▸ SELECTED EXTRACT:
A Deal-breaker

One compelling reason not to believe the standard-issue God exists is the conspicuous fact that no one knows anything at all about it. That’s a tacit part of the definition of God – a supernatural being that no one knows anything about. The claims that are made about God bear no resemblance to genuine knowledge. This becomes immediately apparent if you try adding details to God’s CV: God is the eternal omnipotent benevolent omniscient creator of the universe, and has blue eyes. You see how it works. Eternal omnipotent benevolent omniscient are all simply ideal characteristics that a God ought to have; blue eyes, on the other hand, are particular, and if you say God has them it suddenly becomes obvious that no one knows that, and by implication that no one knows anything else either.

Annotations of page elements
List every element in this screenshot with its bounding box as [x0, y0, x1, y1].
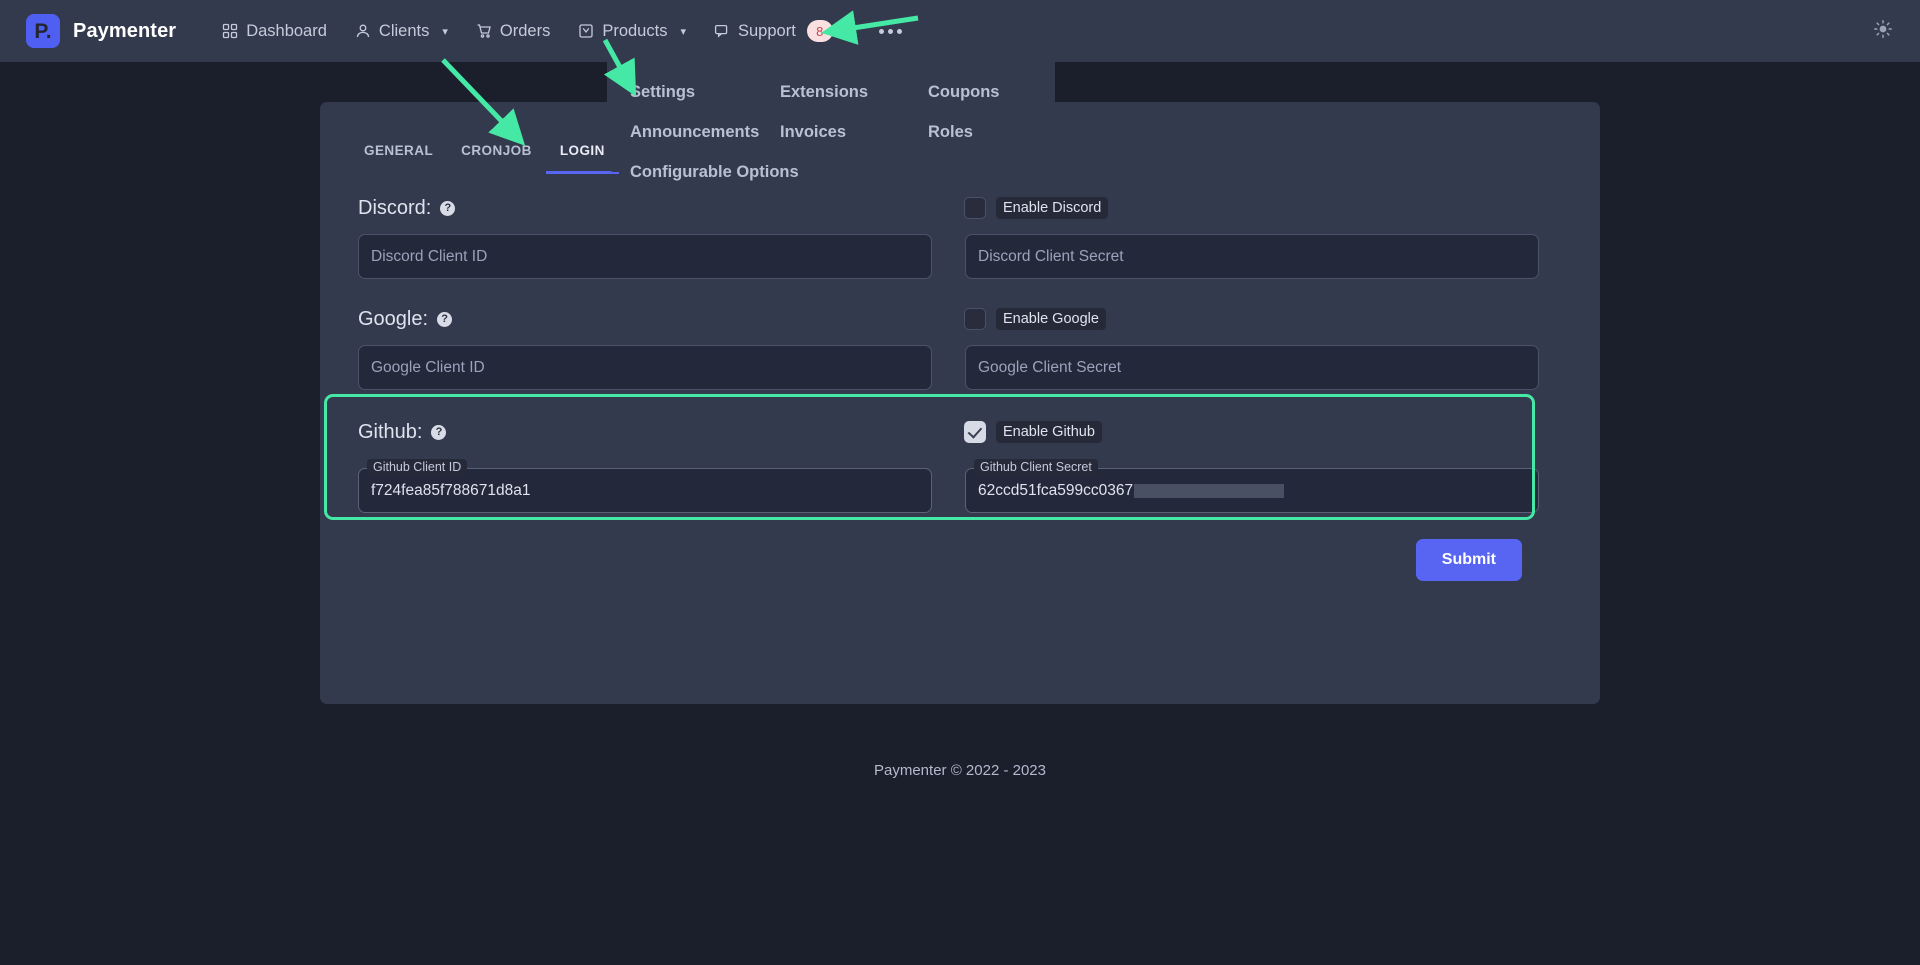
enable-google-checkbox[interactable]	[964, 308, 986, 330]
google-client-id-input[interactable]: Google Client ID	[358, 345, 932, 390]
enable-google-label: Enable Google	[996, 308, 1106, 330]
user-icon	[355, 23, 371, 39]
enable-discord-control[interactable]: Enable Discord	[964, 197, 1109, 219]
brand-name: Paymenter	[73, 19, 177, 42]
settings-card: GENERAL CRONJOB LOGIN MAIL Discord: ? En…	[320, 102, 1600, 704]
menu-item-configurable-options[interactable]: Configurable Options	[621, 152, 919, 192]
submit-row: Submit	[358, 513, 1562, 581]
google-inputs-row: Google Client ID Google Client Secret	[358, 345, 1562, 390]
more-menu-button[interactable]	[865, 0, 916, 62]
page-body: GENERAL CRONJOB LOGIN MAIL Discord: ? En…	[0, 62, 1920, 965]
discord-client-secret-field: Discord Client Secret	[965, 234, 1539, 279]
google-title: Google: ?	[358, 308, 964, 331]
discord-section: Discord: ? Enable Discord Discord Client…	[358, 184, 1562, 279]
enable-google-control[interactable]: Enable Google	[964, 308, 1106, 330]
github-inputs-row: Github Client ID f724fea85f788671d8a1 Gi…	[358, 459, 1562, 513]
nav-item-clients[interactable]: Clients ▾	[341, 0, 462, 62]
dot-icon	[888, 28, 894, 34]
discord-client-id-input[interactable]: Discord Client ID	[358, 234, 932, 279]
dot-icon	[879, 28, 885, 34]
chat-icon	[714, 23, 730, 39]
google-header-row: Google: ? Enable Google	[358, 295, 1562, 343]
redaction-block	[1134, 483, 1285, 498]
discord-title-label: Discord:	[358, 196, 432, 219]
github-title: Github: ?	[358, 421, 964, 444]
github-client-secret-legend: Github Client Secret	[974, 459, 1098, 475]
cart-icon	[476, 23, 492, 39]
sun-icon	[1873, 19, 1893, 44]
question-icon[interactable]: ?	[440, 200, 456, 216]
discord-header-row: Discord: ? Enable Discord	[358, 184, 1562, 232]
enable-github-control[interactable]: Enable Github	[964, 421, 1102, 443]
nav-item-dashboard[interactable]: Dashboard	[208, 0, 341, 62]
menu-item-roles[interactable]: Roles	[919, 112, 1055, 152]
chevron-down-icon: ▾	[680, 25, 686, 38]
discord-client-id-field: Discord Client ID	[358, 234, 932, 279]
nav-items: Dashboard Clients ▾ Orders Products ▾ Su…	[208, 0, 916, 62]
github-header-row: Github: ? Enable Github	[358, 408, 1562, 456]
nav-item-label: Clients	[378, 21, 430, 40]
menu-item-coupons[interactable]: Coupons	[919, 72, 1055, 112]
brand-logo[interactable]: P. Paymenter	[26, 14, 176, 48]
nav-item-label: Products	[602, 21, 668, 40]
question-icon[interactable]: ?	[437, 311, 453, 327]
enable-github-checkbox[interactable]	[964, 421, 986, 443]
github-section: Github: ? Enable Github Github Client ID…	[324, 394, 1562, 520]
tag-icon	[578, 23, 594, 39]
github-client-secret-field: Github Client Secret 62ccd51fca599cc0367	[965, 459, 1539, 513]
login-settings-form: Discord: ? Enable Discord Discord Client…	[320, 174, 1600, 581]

▸ EXERCISE GOAL:
Retype the passage on knowledge of God from "A Deal-breaker" to "anything else either.". The records have no role here.

▸ WRITTEN ANSWER:
A Deal-breaker

One compelling reason not to believe the standard-issue God exists is the conspicuous fact that no one knows anything at all about it. That’s a tacit part of the definition of God – a supernatural being that no one knows anything about. The claims that are made about God bear no resemblance to genuine knowledge. This becomes immediately apparent if you try adding details to God’s CV: God is the eternal omnipotent benevolent omniscient creator of the universe, and has blue eyes. You see how it works. Eternal omnipotent benevolent omniscient are all simply ideal characteristics that a God ought to have; blue eyes, on the other hand, are particular, and if you say God has them it suddenly becomes obvious that no one knows that, and by implication that no one knows anything else either.